(begin)
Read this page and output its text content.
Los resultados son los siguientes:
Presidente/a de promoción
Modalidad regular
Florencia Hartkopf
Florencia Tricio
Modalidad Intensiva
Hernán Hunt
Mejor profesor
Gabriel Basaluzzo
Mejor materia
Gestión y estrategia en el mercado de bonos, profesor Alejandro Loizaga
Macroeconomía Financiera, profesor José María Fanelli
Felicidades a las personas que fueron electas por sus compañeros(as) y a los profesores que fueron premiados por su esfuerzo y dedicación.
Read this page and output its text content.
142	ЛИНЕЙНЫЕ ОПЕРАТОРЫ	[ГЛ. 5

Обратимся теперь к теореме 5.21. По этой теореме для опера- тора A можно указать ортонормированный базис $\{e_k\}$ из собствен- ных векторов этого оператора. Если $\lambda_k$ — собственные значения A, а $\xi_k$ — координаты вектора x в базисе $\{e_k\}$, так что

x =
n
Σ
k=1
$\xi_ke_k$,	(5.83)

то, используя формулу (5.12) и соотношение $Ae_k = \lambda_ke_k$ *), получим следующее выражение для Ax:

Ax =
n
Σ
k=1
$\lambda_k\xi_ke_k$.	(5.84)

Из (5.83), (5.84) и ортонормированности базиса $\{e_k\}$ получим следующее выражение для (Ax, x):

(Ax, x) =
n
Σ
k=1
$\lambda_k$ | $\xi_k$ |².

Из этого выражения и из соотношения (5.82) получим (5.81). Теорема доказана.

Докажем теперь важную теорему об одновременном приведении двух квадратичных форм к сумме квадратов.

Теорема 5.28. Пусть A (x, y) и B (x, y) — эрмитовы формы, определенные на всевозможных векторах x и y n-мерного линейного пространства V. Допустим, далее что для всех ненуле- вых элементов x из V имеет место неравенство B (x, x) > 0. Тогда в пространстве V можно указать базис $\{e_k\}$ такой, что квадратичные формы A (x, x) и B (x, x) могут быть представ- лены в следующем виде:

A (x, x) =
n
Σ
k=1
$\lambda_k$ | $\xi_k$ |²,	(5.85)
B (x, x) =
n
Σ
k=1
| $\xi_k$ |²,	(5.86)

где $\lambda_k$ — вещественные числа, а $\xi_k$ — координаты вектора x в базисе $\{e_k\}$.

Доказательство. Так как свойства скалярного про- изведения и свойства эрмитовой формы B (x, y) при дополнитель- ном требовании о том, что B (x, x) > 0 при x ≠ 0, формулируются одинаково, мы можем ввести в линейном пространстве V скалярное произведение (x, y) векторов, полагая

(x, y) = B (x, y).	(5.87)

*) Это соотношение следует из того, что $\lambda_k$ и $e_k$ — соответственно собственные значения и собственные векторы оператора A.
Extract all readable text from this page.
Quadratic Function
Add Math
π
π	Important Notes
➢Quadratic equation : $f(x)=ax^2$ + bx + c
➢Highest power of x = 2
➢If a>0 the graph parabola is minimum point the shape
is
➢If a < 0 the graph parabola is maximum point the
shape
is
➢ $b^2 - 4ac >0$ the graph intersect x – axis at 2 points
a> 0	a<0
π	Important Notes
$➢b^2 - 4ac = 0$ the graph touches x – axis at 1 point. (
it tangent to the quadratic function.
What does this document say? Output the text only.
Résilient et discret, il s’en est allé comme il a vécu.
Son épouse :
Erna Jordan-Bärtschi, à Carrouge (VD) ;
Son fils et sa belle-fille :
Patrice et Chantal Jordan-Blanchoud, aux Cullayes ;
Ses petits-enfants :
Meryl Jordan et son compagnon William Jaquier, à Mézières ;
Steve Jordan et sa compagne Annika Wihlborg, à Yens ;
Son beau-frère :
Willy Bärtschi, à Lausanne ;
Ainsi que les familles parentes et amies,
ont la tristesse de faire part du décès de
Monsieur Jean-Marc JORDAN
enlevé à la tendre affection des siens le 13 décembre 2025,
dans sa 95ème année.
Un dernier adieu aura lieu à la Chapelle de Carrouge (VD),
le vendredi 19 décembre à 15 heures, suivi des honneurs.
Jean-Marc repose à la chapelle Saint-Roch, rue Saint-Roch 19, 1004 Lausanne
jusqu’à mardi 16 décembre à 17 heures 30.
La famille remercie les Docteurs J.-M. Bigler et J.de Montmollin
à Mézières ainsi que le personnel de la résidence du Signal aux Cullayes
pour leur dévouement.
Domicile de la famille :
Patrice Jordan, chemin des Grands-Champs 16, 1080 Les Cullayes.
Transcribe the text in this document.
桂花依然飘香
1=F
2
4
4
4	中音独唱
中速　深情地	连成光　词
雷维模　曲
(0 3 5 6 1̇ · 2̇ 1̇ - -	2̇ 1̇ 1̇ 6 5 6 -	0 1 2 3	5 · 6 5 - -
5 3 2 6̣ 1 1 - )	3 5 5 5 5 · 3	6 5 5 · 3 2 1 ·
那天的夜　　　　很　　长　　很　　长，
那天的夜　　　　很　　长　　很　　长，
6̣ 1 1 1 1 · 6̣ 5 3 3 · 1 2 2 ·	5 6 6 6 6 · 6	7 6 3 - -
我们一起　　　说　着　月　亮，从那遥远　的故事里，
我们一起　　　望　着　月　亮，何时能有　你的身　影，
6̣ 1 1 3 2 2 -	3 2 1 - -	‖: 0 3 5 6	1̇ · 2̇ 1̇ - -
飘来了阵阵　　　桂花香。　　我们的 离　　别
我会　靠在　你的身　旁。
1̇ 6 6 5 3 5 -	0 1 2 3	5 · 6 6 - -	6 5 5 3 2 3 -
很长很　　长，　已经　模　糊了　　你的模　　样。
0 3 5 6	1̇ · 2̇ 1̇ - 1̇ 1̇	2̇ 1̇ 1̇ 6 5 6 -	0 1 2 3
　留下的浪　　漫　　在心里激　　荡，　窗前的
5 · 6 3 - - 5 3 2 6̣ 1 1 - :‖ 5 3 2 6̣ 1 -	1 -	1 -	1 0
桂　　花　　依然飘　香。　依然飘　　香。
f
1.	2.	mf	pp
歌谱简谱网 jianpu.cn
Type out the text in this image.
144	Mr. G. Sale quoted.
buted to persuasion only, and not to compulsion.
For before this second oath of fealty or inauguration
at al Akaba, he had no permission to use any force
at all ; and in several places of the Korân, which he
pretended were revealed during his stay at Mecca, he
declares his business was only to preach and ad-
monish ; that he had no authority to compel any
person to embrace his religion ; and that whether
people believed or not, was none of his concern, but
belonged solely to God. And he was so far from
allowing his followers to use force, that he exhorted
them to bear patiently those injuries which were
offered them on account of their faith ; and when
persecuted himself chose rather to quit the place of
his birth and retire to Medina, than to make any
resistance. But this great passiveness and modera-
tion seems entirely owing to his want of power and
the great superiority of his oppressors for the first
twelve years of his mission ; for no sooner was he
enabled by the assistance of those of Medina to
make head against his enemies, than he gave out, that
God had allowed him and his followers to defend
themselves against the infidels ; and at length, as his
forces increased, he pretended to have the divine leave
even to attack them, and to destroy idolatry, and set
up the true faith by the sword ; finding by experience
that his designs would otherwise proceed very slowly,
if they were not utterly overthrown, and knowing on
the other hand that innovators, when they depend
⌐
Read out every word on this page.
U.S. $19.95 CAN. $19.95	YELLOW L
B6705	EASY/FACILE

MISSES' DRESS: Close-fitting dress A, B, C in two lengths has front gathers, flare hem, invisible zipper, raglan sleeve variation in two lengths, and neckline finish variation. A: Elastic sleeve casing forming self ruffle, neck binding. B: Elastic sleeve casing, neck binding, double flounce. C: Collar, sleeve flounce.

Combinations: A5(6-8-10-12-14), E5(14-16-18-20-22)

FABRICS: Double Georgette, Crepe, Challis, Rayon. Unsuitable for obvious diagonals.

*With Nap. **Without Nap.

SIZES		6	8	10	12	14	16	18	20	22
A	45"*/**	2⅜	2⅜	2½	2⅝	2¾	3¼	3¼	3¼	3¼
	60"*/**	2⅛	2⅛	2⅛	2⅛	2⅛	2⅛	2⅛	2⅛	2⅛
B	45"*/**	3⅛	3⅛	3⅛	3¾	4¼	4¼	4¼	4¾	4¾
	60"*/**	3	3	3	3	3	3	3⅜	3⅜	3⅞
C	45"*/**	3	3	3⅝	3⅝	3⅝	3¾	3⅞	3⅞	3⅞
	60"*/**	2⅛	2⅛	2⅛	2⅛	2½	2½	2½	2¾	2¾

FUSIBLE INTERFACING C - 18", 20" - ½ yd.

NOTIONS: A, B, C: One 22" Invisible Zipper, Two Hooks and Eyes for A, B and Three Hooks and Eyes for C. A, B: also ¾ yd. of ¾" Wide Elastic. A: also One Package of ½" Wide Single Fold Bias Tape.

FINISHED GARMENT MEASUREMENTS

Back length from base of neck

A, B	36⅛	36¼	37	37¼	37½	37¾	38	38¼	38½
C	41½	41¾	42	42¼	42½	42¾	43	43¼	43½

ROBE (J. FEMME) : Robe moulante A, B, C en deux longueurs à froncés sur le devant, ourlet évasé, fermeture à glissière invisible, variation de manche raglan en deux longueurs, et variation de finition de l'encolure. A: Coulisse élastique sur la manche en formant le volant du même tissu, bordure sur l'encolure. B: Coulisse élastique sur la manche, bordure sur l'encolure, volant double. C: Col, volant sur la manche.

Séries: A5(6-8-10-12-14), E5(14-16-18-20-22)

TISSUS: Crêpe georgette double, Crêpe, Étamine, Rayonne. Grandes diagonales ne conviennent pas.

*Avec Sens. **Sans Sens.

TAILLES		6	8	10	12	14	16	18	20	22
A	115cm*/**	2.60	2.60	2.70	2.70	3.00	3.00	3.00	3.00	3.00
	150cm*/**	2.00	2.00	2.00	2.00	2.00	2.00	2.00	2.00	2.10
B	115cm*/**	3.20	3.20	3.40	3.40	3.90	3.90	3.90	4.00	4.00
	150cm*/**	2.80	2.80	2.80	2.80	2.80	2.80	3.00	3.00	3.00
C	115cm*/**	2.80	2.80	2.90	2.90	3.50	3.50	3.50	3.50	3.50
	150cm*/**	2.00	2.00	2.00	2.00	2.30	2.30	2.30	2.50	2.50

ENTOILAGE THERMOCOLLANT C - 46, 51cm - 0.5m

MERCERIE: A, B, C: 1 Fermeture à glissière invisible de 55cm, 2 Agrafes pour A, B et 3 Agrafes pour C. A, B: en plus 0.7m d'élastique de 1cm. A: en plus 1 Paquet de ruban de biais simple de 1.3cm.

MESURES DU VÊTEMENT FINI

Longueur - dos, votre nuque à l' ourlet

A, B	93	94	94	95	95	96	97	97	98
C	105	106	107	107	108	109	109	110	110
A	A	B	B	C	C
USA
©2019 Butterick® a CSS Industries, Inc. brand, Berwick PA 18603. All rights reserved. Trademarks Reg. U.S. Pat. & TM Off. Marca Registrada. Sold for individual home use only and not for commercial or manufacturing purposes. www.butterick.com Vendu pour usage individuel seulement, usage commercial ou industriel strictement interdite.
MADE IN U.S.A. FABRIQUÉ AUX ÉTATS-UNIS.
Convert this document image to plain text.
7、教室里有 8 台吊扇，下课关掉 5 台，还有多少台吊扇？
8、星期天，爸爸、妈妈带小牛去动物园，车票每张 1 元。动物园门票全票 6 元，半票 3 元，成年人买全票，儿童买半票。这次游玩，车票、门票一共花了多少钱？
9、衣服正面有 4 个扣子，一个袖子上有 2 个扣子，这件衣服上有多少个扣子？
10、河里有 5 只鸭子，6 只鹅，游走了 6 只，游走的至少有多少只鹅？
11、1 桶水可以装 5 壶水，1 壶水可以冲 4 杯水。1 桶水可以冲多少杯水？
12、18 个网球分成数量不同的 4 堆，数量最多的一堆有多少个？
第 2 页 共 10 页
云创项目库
(end)
TASK GOAL → Figure out how many lines of the data above include "from", then give the number and nothing more.

RESULT FOR THIS EXERCISE → 3